Dataset rows about figures:

[START]

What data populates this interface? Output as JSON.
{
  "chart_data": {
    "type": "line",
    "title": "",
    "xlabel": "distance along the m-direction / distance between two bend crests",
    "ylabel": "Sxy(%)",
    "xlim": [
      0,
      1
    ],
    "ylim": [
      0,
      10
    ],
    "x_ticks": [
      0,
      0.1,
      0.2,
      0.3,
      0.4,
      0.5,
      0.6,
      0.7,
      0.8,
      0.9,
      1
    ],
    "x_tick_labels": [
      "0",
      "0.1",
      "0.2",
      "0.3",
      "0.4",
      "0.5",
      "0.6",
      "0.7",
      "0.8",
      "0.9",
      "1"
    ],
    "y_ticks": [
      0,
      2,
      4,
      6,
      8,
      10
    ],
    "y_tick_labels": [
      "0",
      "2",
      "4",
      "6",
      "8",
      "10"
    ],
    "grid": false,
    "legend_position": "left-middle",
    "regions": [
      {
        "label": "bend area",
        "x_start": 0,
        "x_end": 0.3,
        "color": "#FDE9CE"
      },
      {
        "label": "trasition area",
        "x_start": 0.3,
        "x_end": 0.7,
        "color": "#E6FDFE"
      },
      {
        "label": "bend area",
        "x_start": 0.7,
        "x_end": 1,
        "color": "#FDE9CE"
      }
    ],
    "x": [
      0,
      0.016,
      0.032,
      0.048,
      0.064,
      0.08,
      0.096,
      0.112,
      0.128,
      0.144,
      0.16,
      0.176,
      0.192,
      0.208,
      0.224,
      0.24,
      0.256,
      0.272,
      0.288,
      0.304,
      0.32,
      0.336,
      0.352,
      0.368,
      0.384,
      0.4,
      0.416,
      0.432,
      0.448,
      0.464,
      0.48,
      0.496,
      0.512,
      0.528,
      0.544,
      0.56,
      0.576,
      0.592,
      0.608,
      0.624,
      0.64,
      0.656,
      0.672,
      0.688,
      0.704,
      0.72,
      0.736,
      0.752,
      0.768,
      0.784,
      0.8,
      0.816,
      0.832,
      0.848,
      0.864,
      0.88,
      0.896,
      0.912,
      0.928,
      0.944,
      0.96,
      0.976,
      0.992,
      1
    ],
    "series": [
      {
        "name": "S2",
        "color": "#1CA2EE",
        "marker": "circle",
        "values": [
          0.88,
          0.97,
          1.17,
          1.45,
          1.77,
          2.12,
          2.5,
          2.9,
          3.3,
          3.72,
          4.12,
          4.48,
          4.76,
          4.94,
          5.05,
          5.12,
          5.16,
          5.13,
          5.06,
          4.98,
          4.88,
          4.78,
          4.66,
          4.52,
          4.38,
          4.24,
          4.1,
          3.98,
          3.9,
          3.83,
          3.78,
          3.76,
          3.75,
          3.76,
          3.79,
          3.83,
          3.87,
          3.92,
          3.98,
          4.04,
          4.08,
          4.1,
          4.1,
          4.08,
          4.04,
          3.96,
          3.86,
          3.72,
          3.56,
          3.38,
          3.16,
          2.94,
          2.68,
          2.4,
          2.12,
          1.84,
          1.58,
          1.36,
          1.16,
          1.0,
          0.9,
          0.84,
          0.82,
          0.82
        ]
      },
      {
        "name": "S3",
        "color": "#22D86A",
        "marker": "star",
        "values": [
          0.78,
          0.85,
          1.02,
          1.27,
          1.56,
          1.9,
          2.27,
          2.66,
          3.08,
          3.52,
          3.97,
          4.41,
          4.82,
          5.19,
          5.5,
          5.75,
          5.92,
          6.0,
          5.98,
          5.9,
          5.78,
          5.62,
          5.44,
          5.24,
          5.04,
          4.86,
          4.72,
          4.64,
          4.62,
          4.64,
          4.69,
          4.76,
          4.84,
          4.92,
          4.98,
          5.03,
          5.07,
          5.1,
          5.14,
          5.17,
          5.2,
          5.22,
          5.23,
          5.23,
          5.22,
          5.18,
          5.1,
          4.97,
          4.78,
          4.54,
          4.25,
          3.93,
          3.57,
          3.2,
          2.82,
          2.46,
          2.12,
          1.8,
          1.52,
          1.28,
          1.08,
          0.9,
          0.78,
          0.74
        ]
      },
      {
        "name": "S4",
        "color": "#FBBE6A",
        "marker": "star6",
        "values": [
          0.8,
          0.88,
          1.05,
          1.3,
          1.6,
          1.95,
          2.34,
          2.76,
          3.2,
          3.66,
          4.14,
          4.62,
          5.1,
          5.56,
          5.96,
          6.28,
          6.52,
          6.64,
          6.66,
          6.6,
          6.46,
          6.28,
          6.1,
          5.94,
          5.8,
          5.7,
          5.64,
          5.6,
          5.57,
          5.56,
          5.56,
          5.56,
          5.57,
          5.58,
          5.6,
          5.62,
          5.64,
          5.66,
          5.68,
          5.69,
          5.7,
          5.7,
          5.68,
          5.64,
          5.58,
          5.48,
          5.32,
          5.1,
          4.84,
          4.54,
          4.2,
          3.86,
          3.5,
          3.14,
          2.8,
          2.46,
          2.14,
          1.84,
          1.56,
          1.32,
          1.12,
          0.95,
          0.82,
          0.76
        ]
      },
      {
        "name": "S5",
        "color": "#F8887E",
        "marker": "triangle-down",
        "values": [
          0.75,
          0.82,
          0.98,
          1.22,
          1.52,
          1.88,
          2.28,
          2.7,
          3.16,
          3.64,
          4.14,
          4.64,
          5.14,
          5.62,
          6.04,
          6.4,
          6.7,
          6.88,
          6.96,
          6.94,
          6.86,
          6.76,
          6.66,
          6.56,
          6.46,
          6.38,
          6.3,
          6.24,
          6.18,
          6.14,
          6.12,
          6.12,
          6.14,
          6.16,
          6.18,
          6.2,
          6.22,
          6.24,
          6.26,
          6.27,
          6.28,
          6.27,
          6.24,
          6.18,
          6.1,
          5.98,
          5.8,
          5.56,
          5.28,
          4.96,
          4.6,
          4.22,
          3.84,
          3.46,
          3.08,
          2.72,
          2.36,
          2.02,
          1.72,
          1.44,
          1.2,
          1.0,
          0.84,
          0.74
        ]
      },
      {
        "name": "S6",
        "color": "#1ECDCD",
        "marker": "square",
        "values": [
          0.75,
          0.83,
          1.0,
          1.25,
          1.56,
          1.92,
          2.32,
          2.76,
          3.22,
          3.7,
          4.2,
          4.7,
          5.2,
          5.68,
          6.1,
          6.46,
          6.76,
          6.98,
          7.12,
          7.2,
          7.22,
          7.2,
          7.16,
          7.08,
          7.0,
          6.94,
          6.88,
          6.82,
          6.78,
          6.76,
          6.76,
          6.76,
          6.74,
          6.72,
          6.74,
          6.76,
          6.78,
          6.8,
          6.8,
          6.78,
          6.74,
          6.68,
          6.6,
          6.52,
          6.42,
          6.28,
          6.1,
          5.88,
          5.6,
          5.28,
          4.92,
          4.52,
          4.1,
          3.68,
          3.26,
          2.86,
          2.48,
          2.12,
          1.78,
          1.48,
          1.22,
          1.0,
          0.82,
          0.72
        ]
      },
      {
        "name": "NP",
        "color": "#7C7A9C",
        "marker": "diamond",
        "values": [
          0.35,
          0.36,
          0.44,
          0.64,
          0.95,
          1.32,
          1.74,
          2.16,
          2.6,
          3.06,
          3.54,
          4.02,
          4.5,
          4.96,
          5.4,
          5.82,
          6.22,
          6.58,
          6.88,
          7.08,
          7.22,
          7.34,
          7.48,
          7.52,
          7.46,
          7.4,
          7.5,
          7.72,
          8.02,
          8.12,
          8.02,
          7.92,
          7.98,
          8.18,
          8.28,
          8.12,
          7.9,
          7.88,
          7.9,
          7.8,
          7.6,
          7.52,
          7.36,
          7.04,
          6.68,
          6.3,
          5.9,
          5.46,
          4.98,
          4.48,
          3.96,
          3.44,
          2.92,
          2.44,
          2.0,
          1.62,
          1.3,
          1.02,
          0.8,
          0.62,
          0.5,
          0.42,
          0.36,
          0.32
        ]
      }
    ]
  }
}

[END]

Problem details:
Search the preceding listing for "marker" and extract every line where it is found.

Reply:
        "marker": "circle",
        "marker": "star",
        "marker": "star6",
        "marker": "triangle-down",
        "marker": "square",
        "marker": "diamond",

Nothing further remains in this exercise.